● **TASK**: In the material below, the lines containing the word "SHARE" are required; copy each of them.

------------------------------------

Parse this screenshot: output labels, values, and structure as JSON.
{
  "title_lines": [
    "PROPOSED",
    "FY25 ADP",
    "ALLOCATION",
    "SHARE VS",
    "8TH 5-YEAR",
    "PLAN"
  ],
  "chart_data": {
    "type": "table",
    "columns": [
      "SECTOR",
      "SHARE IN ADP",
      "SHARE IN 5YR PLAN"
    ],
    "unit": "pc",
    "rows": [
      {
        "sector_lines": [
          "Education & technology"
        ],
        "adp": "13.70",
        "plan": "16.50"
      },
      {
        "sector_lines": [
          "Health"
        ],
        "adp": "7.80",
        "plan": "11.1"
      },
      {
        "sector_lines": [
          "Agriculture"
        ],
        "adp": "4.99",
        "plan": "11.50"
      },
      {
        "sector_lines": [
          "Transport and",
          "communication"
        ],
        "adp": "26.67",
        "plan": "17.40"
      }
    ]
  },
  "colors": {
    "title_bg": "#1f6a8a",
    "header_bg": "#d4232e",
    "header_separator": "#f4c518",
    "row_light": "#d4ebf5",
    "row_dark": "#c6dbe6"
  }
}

------------------------------------

● **FULL ANSWER**:
    "SHARE VS",
      "SHARE IN ADP",
      "SHARE IN 5YR PLAN"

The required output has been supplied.